= EXERCISE INSTRUCTIONS =
Answer with one number: how many lines have "height".

Collection entries

* start *

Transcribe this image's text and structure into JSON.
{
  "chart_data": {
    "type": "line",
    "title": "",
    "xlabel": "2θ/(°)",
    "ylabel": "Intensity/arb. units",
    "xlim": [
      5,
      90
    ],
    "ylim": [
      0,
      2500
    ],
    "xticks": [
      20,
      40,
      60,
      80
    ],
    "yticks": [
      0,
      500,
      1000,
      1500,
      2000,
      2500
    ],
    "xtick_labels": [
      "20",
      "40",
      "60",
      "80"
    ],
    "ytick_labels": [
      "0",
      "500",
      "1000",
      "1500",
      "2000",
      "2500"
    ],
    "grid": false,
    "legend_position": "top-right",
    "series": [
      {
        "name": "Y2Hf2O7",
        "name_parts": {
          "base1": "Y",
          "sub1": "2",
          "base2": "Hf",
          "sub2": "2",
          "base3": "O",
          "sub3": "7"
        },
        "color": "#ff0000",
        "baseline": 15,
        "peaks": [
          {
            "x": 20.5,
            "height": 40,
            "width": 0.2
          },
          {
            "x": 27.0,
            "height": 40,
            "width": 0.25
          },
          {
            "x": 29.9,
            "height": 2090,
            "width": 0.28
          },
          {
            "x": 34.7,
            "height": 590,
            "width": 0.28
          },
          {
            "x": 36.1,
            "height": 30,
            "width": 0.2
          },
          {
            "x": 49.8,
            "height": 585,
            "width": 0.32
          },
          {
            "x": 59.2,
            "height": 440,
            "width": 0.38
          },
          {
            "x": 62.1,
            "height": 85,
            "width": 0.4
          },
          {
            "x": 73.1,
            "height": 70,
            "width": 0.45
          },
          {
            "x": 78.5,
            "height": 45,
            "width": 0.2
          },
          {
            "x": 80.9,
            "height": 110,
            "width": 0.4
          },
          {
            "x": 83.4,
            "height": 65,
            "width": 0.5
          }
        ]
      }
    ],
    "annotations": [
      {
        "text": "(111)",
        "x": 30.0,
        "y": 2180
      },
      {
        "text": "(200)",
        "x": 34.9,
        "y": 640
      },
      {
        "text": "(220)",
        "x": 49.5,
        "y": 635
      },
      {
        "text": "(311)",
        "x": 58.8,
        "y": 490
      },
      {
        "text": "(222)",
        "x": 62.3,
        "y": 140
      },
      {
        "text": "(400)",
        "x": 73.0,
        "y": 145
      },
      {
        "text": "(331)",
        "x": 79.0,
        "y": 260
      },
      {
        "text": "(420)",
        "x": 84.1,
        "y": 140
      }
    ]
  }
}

* end *

= EXERCISE OUTPUT =
12